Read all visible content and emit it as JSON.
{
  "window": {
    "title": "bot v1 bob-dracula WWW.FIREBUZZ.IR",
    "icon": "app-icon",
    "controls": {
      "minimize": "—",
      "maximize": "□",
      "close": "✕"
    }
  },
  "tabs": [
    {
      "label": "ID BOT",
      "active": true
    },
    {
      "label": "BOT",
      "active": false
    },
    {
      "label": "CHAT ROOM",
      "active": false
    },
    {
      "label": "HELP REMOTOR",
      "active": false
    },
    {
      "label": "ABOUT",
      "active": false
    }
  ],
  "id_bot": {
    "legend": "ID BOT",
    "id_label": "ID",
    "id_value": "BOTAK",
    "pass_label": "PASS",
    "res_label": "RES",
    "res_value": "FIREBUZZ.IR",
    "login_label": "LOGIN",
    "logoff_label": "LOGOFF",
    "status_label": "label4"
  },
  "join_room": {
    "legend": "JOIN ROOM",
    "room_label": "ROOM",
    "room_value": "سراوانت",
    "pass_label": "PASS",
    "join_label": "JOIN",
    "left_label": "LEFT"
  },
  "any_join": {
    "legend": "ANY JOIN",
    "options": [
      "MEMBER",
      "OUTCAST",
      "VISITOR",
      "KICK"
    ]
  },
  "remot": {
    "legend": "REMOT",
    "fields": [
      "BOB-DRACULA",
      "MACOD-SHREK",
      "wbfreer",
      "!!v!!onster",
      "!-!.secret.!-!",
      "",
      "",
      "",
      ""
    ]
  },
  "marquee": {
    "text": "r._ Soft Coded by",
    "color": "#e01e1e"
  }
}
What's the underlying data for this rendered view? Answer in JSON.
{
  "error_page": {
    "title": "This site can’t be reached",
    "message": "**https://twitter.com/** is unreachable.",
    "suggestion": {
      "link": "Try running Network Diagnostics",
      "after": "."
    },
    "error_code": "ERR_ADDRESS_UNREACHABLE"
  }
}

☆ ☆ ☆ ☆ ☆

> **Work required**
Your task is to retype all the records above with nothing left out.

> **Exercise response**
Read all visible content and emit it as JSON.
{
  "window": {
    "title": "bot v1 bob-dracula WWW.FIREBUZZ.IR",
    "icon": "app-icon",
    "controls": {
      "minimize": "—",
      "maximize": "□",
      "close": "✕"
    }
  },
  "tabs": [
    {
      "label": "ID BOT",
      "active": true
    },
    {
      "label": "BOT",
      "active": false
    },
    {
      "label": "CHAT ROOM",
      "active": false
    },
    {
      "label": "HELP REMOTOR",
      "active": false
    },
    {
      "label": "ABOUT",
      "active": false
    }
  ],
  "id_bot": {
    "legend": "ID BOT",
    "id_label": "ID",
    "id_value": "BOTAK",
    "pass_label": "PASS",
    "res_label": "RES",
    "res_value": "FIREBUZZ.IR",
    "login_label": "LOGIN",
    "logoff_label": "LOGOFF",
    "status_label": "label4"
  },
  "join_room": {
    "legend": "JOIN ROOM",
    "room_label": "ROOM",
    "room_value": "سراوانت",
    "pass_label": "PASS",
    "join_label": "JOIN",
    "left_label": "LEFT"
  },
  "any_join": {
    "legend": "ANY JOIN",
    "options": [
      "MEMBER",
      "OUTCAST",
      "VISITOR",
      "KICK"
    ]
  },
  "remot": {
    "legend": "REMOT",
    "fields": [
      "BOB-DRACULA",
      "MACOD-SHREK",
      "wbfreer",
      "!!v!!onster",
      "!-!.secret.!-!",
      "",
      "",
      "",
      ""
    ]
  },
  "marquee": {
    "text": "r._ Soft Coded by",
    "color": "#e01e1e"
  }
}
What's the underlying data for this rendered view? Answer in JSON.
{
  "error_page": {
    "title": "This site can’t be reached",
    "message": "**https://twitter.com/** is unreachable.",
    "suggestion": {
      "link": "Try running Network Diagnostics",
      "after": "."
    },
    "error_code": "ERR_ADDRESS_UNREACHABLE"
  }
}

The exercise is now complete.